WHAT IS REQUIRED —
Copy each line of the entries that contains the word "pitidos".

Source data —
========================================================================
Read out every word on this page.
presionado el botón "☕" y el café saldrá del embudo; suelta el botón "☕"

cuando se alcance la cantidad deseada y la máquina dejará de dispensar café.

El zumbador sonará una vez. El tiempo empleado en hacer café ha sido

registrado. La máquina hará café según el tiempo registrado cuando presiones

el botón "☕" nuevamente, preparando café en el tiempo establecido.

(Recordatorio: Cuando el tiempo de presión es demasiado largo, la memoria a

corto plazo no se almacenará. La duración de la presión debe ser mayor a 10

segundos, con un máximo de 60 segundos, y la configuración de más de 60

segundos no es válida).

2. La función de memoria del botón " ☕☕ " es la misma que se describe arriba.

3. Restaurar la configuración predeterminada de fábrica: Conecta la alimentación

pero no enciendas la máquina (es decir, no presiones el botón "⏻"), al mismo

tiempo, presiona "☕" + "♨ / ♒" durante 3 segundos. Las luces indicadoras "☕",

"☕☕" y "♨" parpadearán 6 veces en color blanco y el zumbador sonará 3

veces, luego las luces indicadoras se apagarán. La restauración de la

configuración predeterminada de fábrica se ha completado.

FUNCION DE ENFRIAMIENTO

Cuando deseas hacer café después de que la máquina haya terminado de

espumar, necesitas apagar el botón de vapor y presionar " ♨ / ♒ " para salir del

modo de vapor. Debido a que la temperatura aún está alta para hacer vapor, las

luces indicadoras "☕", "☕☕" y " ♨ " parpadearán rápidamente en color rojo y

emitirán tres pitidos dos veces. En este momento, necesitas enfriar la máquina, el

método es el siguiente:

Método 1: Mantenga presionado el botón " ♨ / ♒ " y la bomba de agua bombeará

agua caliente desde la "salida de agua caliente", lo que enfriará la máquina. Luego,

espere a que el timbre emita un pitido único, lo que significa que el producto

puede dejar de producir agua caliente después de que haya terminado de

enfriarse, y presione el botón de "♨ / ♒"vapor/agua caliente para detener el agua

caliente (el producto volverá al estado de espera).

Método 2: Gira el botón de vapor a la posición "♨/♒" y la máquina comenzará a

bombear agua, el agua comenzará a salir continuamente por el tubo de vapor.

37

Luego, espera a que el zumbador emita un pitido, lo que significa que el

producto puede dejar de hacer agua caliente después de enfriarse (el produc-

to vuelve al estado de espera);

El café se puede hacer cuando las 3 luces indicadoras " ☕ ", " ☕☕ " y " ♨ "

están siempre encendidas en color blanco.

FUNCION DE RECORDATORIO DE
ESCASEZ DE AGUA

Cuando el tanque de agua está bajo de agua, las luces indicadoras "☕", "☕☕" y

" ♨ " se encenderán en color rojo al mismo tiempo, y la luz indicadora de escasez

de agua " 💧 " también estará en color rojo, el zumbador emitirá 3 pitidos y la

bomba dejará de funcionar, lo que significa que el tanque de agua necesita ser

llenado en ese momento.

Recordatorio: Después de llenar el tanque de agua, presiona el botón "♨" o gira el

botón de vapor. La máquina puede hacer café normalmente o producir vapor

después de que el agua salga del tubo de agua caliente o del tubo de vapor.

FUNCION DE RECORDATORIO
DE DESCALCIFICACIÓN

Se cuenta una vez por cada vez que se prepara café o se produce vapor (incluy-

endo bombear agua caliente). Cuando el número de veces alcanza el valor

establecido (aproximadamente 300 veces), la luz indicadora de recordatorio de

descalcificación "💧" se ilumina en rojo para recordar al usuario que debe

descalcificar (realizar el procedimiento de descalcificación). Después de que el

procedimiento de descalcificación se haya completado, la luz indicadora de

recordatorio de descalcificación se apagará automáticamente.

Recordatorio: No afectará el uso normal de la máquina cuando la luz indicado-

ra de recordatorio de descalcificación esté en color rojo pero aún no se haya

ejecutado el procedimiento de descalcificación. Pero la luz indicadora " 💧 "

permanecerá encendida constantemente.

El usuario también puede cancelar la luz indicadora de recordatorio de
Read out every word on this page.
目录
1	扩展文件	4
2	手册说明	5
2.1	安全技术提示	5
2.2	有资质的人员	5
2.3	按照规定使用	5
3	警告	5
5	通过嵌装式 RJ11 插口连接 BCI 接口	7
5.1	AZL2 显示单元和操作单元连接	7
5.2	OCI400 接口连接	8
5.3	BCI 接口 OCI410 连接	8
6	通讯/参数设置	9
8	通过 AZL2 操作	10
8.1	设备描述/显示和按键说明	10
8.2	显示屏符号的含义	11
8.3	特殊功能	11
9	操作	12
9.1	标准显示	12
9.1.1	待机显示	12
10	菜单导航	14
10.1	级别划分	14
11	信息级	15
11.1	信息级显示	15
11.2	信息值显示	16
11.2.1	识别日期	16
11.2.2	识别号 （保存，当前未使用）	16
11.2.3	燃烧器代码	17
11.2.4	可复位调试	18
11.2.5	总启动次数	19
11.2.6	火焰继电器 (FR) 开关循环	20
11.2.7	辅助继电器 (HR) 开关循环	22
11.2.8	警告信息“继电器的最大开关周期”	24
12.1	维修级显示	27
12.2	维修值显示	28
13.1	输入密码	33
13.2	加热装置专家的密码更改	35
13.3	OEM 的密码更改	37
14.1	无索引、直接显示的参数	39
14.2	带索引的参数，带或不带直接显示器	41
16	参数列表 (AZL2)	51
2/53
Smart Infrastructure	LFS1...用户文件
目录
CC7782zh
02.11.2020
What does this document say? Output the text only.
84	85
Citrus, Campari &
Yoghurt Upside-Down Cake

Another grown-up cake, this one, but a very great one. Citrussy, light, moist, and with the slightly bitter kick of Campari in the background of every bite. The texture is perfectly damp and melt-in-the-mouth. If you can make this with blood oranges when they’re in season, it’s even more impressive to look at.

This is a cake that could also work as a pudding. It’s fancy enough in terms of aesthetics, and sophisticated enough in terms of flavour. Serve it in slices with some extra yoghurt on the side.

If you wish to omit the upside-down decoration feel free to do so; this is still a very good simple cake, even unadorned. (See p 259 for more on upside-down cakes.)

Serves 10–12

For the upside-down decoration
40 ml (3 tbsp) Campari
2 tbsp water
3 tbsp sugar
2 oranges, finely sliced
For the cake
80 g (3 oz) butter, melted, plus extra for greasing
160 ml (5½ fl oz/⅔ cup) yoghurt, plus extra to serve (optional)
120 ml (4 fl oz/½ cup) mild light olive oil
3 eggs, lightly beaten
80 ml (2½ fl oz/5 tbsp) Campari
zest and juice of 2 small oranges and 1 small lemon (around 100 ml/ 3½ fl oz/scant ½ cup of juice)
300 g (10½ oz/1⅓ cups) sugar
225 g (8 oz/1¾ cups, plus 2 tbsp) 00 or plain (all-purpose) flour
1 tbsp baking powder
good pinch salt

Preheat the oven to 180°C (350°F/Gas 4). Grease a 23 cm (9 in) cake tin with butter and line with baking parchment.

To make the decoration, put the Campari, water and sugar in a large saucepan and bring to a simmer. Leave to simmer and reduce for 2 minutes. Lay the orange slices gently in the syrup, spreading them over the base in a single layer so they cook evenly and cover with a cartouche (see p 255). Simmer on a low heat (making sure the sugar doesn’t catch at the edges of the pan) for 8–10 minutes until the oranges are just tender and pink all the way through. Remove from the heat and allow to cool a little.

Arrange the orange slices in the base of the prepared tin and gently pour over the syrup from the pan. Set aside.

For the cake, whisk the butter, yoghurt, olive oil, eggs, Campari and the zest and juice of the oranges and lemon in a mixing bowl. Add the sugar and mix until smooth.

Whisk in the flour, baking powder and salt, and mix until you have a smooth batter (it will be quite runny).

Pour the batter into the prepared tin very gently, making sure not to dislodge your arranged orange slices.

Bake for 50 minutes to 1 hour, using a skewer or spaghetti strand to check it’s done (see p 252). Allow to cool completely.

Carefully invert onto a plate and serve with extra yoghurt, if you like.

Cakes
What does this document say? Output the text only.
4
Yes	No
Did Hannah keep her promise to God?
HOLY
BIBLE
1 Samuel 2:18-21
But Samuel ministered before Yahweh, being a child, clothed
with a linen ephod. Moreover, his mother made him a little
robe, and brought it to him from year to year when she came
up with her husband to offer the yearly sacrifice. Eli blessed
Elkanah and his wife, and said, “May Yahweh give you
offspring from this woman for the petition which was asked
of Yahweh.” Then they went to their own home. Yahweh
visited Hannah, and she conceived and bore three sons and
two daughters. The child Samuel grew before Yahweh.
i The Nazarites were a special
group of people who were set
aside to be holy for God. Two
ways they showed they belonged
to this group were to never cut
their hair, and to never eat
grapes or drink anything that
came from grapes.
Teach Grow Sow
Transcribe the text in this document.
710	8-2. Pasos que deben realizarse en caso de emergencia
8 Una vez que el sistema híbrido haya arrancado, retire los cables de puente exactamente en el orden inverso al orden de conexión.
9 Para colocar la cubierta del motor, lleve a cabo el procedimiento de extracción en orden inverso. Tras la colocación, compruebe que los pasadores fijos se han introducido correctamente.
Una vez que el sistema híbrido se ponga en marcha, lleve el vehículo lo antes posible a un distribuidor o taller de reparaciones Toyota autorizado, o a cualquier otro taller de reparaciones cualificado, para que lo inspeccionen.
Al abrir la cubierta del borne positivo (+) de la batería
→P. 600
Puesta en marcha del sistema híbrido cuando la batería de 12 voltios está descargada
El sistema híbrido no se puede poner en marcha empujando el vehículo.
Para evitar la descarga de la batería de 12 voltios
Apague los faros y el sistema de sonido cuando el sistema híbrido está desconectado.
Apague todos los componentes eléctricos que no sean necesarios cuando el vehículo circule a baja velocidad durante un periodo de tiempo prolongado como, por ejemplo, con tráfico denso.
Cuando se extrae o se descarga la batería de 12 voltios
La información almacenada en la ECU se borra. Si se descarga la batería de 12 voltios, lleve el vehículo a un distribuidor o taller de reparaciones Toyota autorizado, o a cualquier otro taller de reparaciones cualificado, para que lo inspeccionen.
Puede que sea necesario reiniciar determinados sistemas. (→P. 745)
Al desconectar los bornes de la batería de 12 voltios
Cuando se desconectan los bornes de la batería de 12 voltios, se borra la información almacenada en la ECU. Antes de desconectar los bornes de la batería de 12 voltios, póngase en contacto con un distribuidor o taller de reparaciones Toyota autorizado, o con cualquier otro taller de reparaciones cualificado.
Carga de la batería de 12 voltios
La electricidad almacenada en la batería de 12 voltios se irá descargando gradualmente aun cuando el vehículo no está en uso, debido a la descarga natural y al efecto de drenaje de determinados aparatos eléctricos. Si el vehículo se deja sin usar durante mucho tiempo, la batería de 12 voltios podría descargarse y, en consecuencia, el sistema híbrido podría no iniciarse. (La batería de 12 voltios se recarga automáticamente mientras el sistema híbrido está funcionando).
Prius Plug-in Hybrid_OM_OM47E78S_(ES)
========================================================================
TASK ANSWER —
emitirán tres pitidos dos veces. En este momento, necesitas enfriar la máquina, el
de agua " 💧 " también estará en color rojo, el zumbador emitirá 3 pitidos y la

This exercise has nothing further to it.